Given task - Collect each line of the entries that holds the string "Atualização".

Stored entries -
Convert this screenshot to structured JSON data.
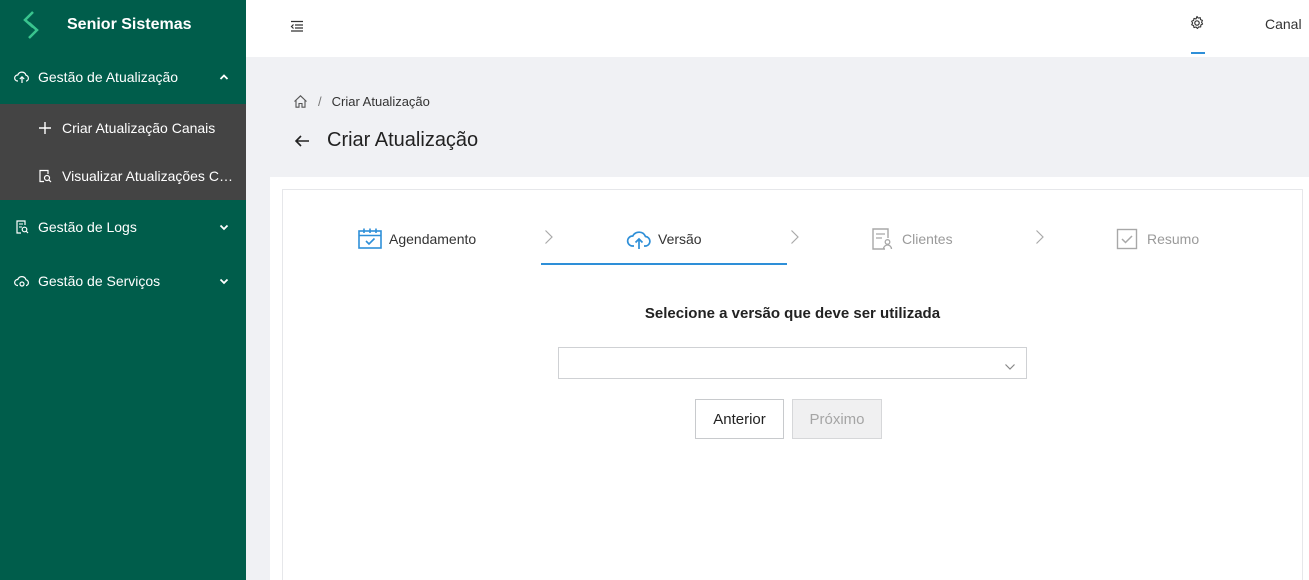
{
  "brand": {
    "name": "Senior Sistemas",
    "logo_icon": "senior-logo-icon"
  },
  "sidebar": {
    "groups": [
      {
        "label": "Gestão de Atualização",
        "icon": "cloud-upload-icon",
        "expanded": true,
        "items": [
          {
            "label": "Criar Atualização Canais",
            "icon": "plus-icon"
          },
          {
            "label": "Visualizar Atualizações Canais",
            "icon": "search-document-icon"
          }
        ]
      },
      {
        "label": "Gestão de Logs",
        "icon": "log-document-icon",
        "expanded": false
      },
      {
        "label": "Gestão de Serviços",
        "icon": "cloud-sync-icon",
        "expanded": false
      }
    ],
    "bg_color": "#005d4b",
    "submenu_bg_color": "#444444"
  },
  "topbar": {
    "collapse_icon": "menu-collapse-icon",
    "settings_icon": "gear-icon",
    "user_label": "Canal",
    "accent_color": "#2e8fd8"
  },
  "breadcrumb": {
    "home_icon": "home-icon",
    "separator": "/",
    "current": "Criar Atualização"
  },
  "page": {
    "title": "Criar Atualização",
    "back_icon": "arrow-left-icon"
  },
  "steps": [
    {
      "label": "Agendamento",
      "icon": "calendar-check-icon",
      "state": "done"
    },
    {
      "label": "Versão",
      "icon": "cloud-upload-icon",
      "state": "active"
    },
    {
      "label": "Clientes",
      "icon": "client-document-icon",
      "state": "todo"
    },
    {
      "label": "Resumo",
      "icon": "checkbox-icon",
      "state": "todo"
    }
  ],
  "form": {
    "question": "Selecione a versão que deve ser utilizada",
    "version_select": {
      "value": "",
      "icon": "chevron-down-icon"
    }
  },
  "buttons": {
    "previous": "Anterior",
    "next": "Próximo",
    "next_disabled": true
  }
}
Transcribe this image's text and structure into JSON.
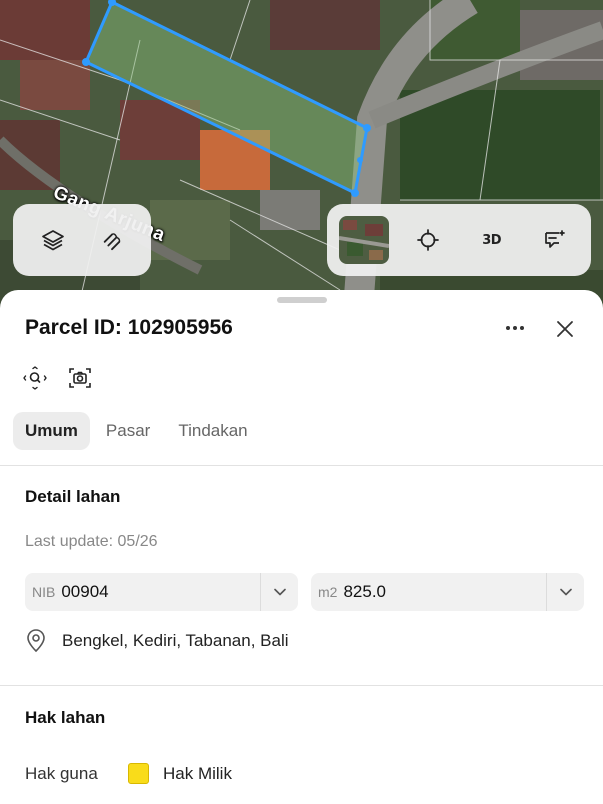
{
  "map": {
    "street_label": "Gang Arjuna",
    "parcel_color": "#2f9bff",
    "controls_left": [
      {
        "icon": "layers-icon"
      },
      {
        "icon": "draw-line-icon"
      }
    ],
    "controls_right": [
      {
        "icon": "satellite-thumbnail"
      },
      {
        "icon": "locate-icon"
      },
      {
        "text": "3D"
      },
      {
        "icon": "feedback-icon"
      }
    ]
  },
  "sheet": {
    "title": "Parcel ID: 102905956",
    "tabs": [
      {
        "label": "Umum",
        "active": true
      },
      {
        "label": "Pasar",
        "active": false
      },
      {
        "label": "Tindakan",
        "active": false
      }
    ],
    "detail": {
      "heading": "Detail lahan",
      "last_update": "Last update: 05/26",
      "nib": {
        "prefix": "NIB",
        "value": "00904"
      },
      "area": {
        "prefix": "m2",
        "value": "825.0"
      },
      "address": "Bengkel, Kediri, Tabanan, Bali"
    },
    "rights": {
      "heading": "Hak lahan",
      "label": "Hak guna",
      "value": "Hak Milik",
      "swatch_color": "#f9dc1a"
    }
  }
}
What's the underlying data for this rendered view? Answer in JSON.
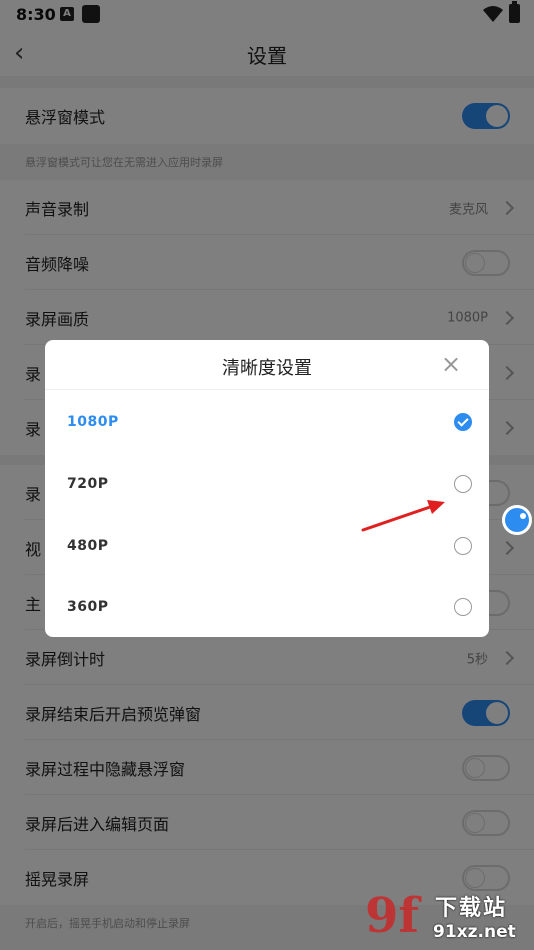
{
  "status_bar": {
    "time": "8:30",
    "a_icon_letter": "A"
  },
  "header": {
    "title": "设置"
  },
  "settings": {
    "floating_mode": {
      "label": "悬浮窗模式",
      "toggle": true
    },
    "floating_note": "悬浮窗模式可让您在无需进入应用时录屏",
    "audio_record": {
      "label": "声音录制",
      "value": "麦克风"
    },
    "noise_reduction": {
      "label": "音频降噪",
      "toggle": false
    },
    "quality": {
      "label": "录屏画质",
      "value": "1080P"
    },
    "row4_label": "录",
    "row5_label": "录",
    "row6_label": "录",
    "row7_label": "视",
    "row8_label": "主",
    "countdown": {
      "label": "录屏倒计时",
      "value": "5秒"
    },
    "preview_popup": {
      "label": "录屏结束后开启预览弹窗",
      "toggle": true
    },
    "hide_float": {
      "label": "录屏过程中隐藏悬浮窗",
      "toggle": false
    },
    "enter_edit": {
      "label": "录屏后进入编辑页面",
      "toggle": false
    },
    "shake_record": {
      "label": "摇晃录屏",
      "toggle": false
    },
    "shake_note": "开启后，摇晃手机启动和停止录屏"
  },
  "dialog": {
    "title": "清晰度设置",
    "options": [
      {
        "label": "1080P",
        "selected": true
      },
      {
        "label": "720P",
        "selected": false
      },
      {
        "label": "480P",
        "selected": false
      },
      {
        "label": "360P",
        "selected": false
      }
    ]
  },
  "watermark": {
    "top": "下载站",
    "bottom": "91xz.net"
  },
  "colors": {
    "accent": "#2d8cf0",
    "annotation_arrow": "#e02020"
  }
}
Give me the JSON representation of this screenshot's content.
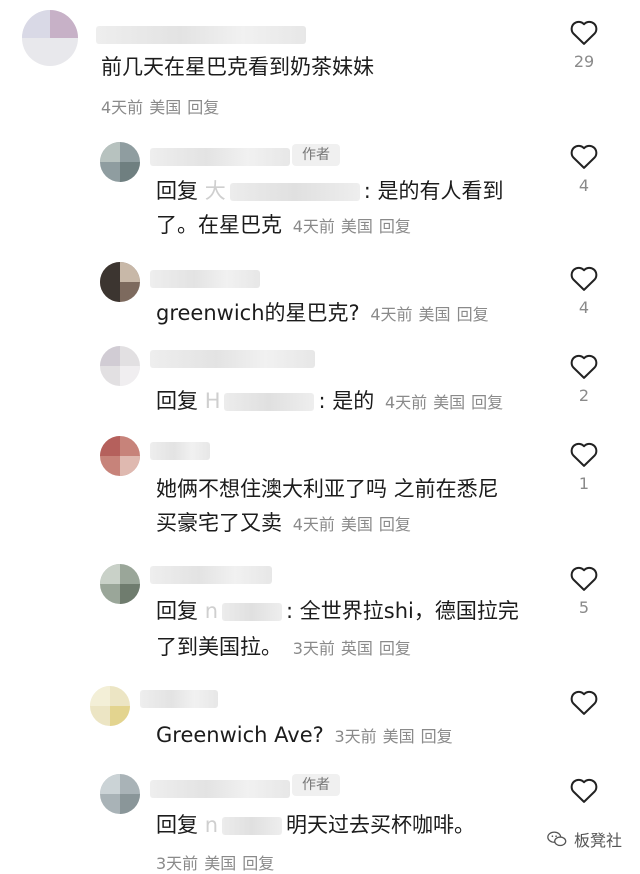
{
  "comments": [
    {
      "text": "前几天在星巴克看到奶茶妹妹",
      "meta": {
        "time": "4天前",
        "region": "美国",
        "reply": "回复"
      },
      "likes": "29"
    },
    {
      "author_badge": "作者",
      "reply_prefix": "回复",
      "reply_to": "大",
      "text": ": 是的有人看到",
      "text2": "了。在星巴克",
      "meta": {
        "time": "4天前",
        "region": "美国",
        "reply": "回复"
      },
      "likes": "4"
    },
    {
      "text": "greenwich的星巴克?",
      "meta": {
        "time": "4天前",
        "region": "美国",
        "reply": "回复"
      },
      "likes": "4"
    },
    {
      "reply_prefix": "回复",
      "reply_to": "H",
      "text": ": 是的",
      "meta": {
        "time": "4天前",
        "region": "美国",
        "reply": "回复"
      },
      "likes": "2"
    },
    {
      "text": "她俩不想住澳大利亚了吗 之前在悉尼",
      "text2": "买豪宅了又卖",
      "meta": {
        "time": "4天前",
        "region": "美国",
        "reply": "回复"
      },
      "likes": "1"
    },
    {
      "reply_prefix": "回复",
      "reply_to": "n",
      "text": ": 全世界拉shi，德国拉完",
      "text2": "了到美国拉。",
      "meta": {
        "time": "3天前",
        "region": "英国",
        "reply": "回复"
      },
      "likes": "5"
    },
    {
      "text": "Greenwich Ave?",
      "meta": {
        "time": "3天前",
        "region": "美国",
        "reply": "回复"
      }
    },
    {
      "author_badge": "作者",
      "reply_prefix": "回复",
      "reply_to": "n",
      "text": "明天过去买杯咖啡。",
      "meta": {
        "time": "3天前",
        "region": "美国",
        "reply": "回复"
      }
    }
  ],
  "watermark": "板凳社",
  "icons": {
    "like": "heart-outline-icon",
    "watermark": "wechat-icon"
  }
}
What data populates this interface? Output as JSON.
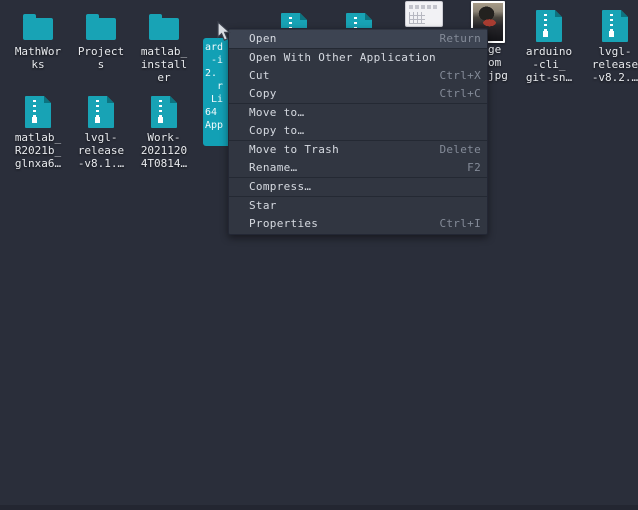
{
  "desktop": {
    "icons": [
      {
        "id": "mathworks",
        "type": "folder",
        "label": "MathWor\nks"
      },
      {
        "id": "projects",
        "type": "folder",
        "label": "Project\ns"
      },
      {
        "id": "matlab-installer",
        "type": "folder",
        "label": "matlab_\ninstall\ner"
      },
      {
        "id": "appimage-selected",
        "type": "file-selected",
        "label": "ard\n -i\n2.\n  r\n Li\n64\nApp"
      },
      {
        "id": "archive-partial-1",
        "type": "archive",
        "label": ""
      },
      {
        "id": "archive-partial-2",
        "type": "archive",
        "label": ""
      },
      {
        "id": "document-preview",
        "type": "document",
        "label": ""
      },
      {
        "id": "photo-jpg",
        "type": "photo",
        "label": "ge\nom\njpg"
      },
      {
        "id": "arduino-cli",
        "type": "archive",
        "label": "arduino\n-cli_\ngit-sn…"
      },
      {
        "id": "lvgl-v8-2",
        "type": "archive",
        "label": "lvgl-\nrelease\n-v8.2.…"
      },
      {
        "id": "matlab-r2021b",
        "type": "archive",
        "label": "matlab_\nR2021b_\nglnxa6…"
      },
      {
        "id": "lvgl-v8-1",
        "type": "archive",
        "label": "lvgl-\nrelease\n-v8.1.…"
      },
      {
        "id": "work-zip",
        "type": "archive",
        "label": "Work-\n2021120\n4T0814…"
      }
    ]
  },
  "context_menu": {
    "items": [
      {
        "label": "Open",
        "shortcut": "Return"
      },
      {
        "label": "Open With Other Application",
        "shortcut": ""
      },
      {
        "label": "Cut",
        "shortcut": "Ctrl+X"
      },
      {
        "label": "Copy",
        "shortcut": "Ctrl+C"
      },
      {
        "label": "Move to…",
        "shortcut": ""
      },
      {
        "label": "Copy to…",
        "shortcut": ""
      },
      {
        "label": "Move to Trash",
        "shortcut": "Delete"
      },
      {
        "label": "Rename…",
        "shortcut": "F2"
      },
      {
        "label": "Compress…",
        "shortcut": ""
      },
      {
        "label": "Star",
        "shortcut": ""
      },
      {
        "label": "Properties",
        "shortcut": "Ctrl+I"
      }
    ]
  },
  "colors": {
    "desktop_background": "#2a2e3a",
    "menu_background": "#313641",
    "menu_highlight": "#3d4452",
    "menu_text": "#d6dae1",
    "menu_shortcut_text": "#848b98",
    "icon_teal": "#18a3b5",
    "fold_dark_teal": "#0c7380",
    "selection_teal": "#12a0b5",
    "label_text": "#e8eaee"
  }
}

Written response -
        "label": "Gestão de Atualização",
            "label": "Criar Atualização Canais",
    "current": "Criar Atualização"
    "title": "Criar Atualização",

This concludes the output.